[Part of a data file]

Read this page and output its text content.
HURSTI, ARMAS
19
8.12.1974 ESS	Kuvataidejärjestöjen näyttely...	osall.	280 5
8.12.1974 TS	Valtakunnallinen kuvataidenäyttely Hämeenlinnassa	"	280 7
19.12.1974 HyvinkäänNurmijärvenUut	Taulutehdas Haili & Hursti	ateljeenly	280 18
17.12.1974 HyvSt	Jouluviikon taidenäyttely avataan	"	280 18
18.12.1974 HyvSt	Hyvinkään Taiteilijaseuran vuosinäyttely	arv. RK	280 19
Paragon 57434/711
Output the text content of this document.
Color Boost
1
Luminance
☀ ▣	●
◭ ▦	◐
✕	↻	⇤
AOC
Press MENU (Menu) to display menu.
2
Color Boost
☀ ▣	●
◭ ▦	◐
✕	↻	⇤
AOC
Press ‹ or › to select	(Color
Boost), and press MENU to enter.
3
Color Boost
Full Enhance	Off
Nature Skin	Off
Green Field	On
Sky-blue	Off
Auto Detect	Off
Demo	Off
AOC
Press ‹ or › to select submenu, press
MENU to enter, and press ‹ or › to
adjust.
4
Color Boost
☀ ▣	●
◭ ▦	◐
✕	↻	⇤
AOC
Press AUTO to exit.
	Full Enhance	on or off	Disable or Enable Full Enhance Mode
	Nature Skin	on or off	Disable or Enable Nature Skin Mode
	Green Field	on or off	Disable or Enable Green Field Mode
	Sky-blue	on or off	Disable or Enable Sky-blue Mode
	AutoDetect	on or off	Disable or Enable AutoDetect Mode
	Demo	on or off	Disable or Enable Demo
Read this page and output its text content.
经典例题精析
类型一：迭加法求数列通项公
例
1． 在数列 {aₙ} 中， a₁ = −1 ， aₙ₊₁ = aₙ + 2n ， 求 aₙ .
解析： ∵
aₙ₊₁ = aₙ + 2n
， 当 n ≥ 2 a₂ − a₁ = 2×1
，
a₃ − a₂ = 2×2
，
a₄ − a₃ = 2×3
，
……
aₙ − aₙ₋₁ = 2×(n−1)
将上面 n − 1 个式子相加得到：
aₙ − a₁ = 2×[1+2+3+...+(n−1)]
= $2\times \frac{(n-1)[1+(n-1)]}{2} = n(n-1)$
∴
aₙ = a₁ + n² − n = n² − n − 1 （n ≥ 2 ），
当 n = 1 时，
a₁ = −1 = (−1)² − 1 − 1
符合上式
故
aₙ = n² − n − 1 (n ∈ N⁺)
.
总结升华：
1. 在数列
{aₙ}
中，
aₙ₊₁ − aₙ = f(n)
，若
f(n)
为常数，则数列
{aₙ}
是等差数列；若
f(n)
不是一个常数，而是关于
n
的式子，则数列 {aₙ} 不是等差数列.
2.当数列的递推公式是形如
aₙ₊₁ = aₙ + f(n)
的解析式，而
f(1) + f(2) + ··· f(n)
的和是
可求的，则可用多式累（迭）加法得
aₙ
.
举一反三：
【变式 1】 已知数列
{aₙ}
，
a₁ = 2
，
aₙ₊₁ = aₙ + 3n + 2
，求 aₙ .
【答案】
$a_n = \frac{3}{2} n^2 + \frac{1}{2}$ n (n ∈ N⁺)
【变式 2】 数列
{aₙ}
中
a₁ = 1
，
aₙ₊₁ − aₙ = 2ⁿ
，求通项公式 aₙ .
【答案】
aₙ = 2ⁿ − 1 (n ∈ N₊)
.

▶ [What to produce] Scan the lines for the string "Demo". Pick out every line that has it.

▶ [Task response]
Demo	Off
	Demo	on or off	Disable or Enable Demo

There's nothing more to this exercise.